**TASK DIRECTIONS:** Rewrite all of the rows below, replacing every "right-axis-tick-label" with "secondary-axis-tick-label" and leaving everything else unchanged. Leave the pictures out of your answer.

---------- INPUT ROWS ----------

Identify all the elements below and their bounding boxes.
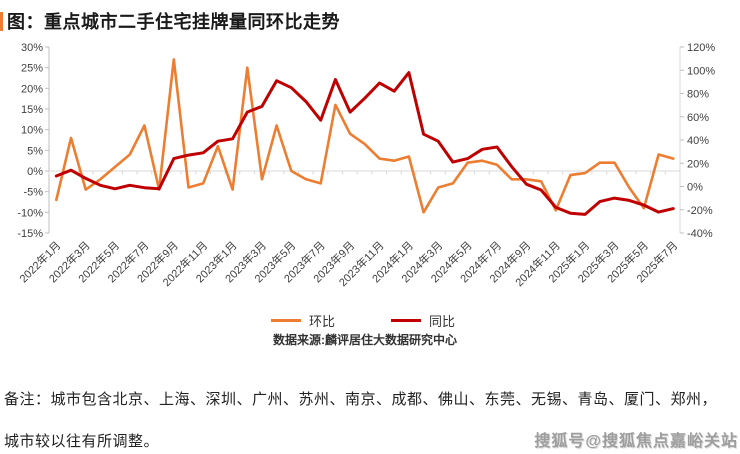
legend-label-mom: 环比	[308, 314, 335, 329]
left-axis-tick-label: 30%	[21, 42, 43, 54]
right-axis-tick-label: -40%	[687, 228, 713, 240]
left-axis-tick-label: -15%	[17, 228, 43, 240]
left-axis-tick-label: 5%	[27, 145, 43, 157]
footnote-line-1: 备注：城市包含北京、上海、深圳、广州、苏州、南京、成都、佛山、东莞、无锡、青岛、…	[4, 390, 718, 408]
yoy-line-swatch	[391, 319, 421, 322]
watermark-text: 搜狐号@搜狐焦点嘉峪关站	[534, 433, 738, 450]
page-title: 图：重点城市二手住宅挂牌量同环比走势	[7, 12, 340, 32]
legend-item-yoy: 同比	[391, 311, 455, 330]
right-axis-tick-label: 80%	[687, 89, 709, 101]
right-axis-tick-label: 60%	[687, 112, 709, 124]
figure-title-row: 图：重点城市二手住宅挂牌量同环比走势	[0, 8, 340, 34]
left-axis-tick-label: -10%	[17, 207, 43, 219]
series-line-yoy	[54, 71, 675, 216]
legend-item-mom: 环比	[270, 311, 335, 330]
right-axis-tick-label: 0%	[687, 182, 703, 194]
legend-label-yoy: 同比	[429, 314, 456, 329]
data-source-caption: 数据来源:麟评居住大数据研究中心	[273, 333, 457, 347]
title-accent-bar	[0, 11, 3, 31]
right-axis-tick-label: 40%	[687, 135, 709, 147]
chart-legend: 环比 同比	[0, 311, 740, 330]
right-axis-tick-label: 120%	[687, 42, 715, 54]
left-axis-tick-label: 20%	[21, 83, 43, 95]
footnote: 备注：城市包含北京、上海、深圳、广州、苏州、南京、成都、佛山、东莞、无锡、青岛、…	[4, 388, 736, 451]
right-axis-tick-label: 20%	[687, 158, 709, 170]
mom-line-swatch	[270, 319, 301, 322]
footnote-line-2: 城市较以往有所调整。	[4, 432, 160, 450]
left-axis-tick-label: 25%	[21, 63, 43, 75]
left-axis-tick-label: -5%	[23, 187, 43, 199]
left-axis-tick-label: 15%	[21, 104, 43, 116]
right-axis-tick-label: -20%	[687, 205, 713, 217]
left-axis-tick-label: 10%	[21, 125, 43, 137]
trend-chart: 30% 25% 20% 15% 10% 5% 0% -5% -10% -15% 120% 100% 80…	[16, 42, 715, 289]
left-axis-tick-label: 0%	[27, 166, 43, 178]
right-axis-tick-label: 100%	[687, 65, 715, 77]
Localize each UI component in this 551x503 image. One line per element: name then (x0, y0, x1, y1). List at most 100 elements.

----------

**TASK SOLUTION:**
Identify all the elements below and their bounding boxes.
legend-label-mom: 环比	[308, 314, 335, 329]
left-axis-tick-label: 30%	[21, 42, 43, 54]
secondary-axis-tick-label: -40%	[687, 228, 713, 240]
left-axis-tick-label: -15%	[17, 228, 43, 240]
left-axis-tick-label: 5%	[27, 145, 43, 157]
footnote-line-1: 备注：城市包含北京、上海、深圳、广州、苏州、南京、成都、佛山、东莞、无锡、青岛、…	[4, 390, 718, 408]
yoy-line-swatch	[391, 319, 421, 322]
watermark-text: 搜狐号@搜狐焦点嘉峪关站	[534, 433, 738, 450]
page-title: 图：重点城市二手住宅挂牌量同环比走势	[7, 12, 340, 32]
legend-item-yoy: 同比	[391, 311, 455, 330]
secondary-axis-tick-label: 80%	[687, 89, 709, 101]
secondary-axis-tick-label: 60%	[687, 112, 709, 124]
figure-title-row: 图：重点城市二手住宅挂牌量同环比走势	[0, 8, 340, 34]
left-axis-tick-label: -10%	[17, 207, 43, 219]
series-line-yoy	[54, 71, 675, 216]
legend-item-mom: 环比	[270, 311, 335, 330]
secondary-axis-tick-label: 0%	[687, 182, 703, 194]
legend-label-yoy: 同比	[429, 314, 456, 329]
data-source-caption: 数据来源:麟评居住大数据研究中心	[273, 333, 457, 347]
title-accent-bar	[0, 11, 3, 31]
secondary-axis-tick-label: 40%	[687, 135, 709, 147]
chart-legend: 环比 同比	[0, 311, 740, 330]
secondary-axis-tick-label: 120%	[687, 42, 715, 54]
left-axis-tick-label: 20%	[21, 83, 43, 95]
footnote: 备注：城市包含北京、上海、深圳、广州、苏州、南京、成都、佛山、东莞、无锡、青岛、…	[4, 388, 736, 451]
secondary-axis-tick-label: 20%	[687, 158, 709, 170]
mom-line-swatch	[270, 319, 301, 322]
footnote-line-2: 城市较以往有所调整。	[4, 432, 160, 450]
left-axis-tick-label: 25%	[21, 63, 43, 75]
left-axis-tick-label: -5%	[23, 187, 43, 199]
left-axis-tick-label: 15%	[21, 104, 43, 116]
secondary-axis-tick-label: -20%	[687, 205, 713, 217]
left-axis-tick-label: 10%	[21, 125, 43, 137]
trend-chart: 30% 25% 20% 15% 10% 5% 0% -5% -10% -15% 120% 100% 80…	[16, 42, 715, 289]
left-axis-tick-label: 0%	[27, 166, 43, 178]
secondary-axis-tick-label: 100%	[687, 65, 715, 77]
Localize each UI component in this 551x503 image. One line per element: name then (x0, y0, x1, y1). List at most 100 elements.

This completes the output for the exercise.